Aim: Say the number of lines containing the string "text", and say nothing else.

Items listed in a dataset

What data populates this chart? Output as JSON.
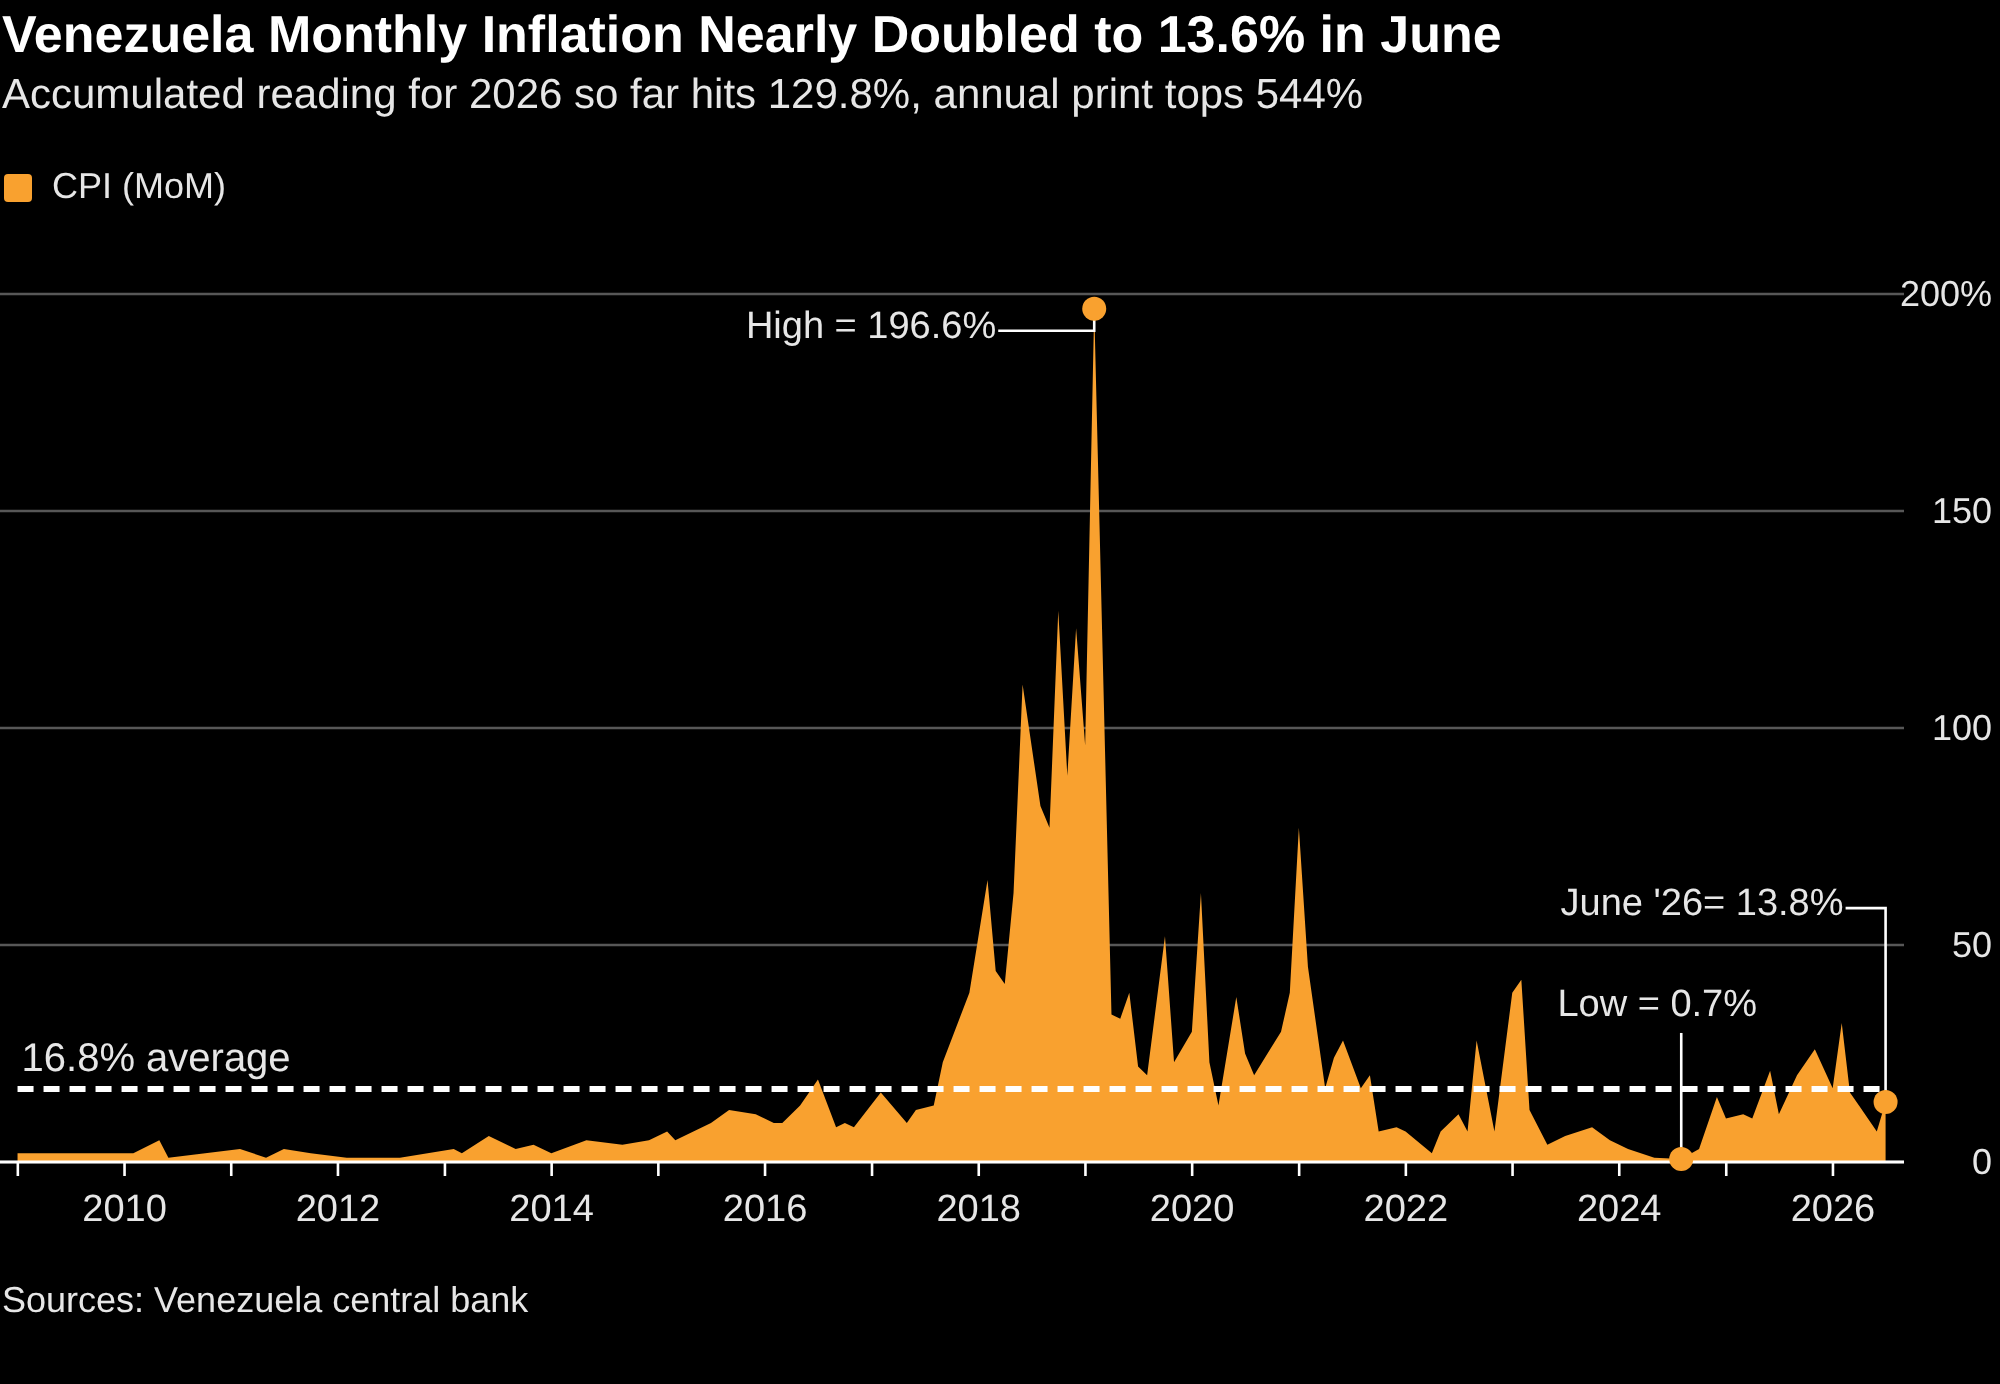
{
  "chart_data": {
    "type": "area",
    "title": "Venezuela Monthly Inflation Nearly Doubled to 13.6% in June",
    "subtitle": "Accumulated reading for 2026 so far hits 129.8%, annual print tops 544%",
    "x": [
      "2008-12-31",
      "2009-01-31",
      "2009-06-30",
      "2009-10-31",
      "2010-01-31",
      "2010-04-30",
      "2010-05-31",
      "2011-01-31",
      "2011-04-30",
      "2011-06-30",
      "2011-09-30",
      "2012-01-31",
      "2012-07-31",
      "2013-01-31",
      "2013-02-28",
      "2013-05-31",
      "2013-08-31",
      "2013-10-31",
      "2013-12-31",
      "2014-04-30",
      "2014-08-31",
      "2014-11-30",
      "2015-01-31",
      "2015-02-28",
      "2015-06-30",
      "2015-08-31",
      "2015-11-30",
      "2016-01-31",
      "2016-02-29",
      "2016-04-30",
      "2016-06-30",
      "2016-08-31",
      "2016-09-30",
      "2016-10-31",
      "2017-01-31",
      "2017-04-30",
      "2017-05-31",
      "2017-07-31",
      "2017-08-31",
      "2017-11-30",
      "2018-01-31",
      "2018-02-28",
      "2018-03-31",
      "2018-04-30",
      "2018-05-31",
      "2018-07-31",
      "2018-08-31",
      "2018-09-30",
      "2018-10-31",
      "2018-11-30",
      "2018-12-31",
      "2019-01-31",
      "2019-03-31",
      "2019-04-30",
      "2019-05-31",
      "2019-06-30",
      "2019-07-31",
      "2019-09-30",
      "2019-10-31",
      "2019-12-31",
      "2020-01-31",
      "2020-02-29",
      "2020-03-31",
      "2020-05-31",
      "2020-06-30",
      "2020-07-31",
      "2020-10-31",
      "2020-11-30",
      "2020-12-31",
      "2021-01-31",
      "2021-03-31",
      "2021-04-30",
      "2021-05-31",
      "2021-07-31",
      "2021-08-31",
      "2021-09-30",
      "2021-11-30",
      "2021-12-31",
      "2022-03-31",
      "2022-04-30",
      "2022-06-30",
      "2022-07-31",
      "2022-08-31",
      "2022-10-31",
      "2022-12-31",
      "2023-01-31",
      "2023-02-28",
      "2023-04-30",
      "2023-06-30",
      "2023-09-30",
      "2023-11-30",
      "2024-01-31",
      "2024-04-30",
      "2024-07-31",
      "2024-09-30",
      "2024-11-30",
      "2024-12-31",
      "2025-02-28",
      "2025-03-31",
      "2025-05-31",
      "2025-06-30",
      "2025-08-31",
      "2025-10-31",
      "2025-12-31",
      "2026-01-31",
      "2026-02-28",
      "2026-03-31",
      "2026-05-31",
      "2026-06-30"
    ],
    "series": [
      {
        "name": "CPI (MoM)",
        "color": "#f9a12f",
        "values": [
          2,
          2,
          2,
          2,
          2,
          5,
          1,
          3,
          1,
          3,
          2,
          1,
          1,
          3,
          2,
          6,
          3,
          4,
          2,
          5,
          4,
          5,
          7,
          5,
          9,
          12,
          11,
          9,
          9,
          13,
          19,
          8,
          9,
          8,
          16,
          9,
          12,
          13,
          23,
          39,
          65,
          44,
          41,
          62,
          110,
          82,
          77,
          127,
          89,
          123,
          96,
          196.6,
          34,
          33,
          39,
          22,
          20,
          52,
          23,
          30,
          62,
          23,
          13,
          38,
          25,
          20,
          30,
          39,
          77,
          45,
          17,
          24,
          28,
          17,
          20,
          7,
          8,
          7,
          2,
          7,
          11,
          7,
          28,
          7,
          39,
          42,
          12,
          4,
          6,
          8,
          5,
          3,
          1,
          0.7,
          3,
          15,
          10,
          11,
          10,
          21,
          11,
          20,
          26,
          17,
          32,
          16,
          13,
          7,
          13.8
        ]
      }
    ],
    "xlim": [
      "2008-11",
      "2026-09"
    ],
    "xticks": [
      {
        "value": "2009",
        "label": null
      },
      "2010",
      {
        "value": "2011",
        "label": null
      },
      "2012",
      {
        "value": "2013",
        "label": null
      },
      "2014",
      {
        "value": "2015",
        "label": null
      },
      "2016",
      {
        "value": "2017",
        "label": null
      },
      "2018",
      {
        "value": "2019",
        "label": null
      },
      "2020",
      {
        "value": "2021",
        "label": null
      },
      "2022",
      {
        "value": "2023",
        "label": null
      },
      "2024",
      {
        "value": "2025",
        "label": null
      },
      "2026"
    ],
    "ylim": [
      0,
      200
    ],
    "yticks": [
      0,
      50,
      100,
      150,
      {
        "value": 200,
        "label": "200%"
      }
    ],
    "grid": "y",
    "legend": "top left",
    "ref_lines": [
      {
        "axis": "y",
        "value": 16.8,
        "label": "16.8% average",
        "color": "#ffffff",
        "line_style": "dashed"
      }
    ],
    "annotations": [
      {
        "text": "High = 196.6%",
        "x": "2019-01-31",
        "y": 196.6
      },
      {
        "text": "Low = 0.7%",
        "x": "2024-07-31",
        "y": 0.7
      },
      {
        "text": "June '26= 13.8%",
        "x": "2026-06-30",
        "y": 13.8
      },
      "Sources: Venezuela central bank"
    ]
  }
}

In response: 3